→ The request: Copy out the lines of the records below word for word, leaving out the pictures.

▽

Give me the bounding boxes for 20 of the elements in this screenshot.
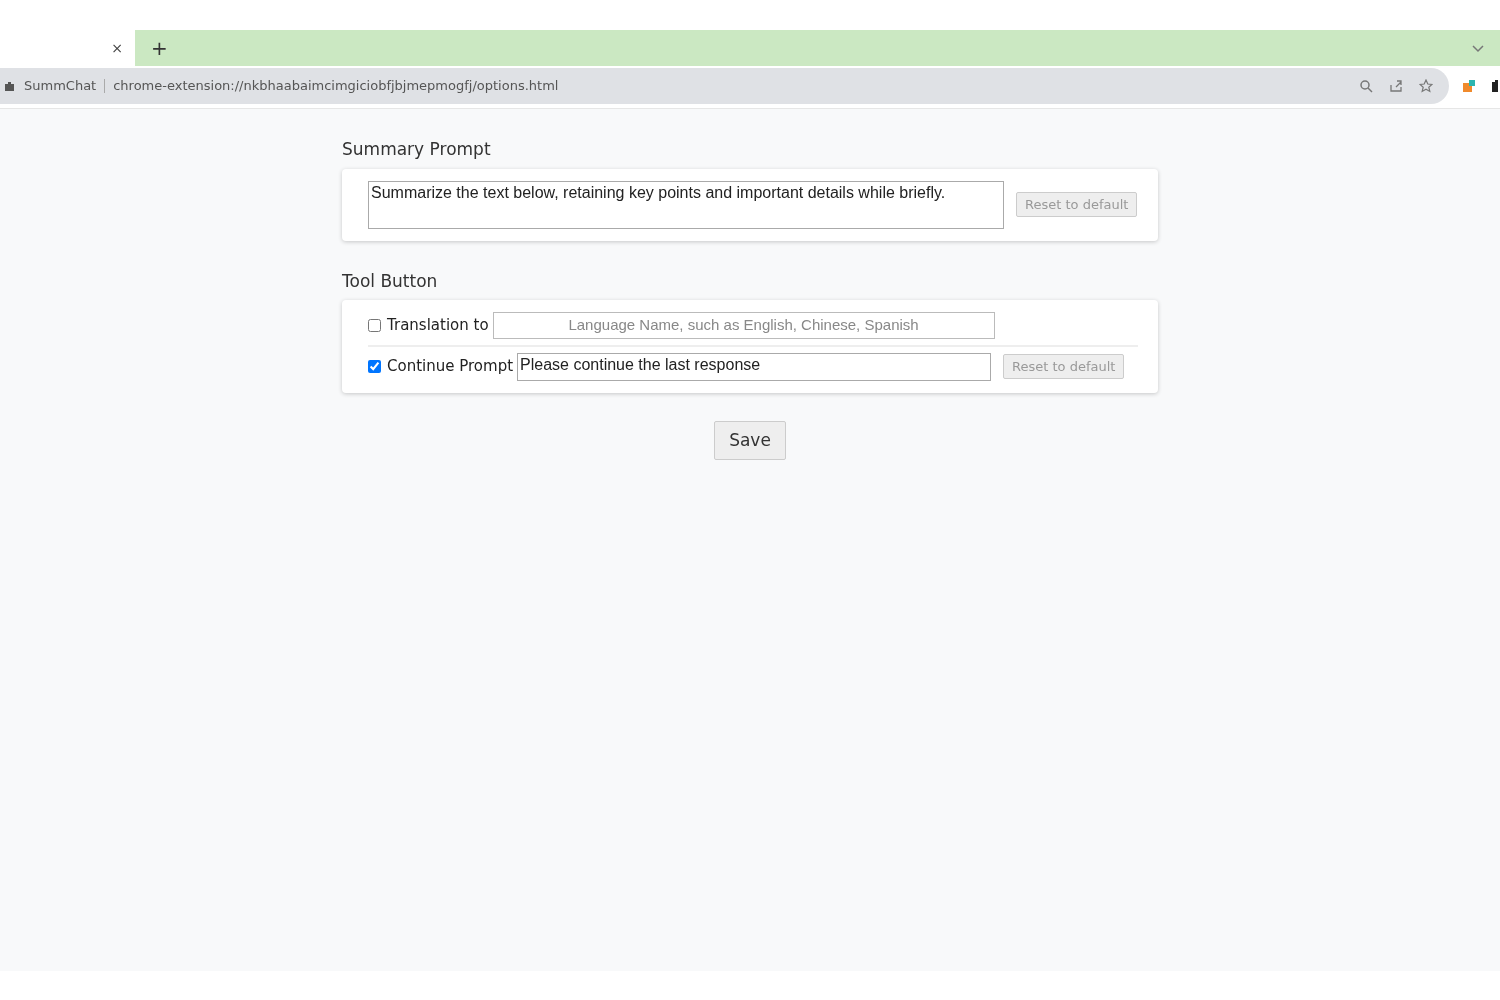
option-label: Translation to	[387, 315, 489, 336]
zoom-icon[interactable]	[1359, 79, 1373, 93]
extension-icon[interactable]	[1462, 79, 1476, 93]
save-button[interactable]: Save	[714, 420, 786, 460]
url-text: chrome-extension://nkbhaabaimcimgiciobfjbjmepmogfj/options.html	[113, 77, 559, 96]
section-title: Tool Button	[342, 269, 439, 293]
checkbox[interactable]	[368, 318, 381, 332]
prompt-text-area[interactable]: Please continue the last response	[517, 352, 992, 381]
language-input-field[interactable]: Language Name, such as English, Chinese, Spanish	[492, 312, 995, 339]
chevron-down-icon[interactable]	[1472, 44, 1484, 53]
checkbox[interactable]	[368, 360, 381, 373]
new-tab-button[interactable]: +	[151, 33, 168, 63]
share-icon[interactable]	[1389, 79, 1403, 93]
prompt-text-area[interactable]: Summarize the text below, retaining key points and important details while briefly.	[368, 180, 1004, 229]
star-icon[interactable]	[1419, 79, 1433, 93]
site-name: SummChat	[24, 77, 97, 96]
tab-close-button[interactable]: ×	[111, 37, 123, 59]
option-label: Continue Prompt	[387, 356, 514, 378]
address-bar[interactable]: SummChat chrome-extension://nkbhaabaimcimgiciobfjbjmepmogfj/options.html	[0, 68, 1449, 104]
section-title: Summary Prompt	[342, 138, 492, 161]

△

→ Written solution:
Give me the bounding boxes for 20 of the elements in this screenshot.
option-label: Translation to	[387, 315, 489, 336]
zoom-icon[interactable]	[1359, 79, 1373, 93]
extension-icon[interactable]	[1462, 79, 1476, 93]
save-button[interactable]: Save	[714, 420, 786, 460]
url-text: chrome-extension://nkbhaabaimcimgiciobfjbjmepmogfj/options.html	[113, 77, 559, 96]
section-title: Tool Button	[342, 269, 439, 293]
checkbox[interactable]	[368, 318, 381, 332]
prompt-text-area[interactable]: Please continue the last response	[517, 352, 992, 381]
language-input-field[interactable]: Language Name, such as English, Chinese, Spanish	[492, 312, 995, 339]
chevron-down-icon[interactable]	[1472, 44, 1484, 53]
checkbox[interactable]	[368, 360, 381, 373]
new-tab-button[interactable]: +	[151, 33, 168, 63]
share-icon[interactable]	[1389, 79, 1403, 93]
prompt-text-area[interactable]: Summarize the text below, retaining key points and important details while briefly.	[368, 180, 1004, 229]
star-icon[interactable]	[1419, 79, 1433, 93]
site-name: SummChat	[24, 77, 97, 96]
tab-close-button[interactable]: ×	[111, 37, 123, 59]
option-label: Continue Prompt	[387, 356, 514, 378]
address-bar[interactable]: SummChat chrome-extension://nkbhaabaimcimgiciobfjbjmepmogfj/options.html	[0, 68, 1449, 104]
section-title: Summary Prompt	[342, 138, 492, 161]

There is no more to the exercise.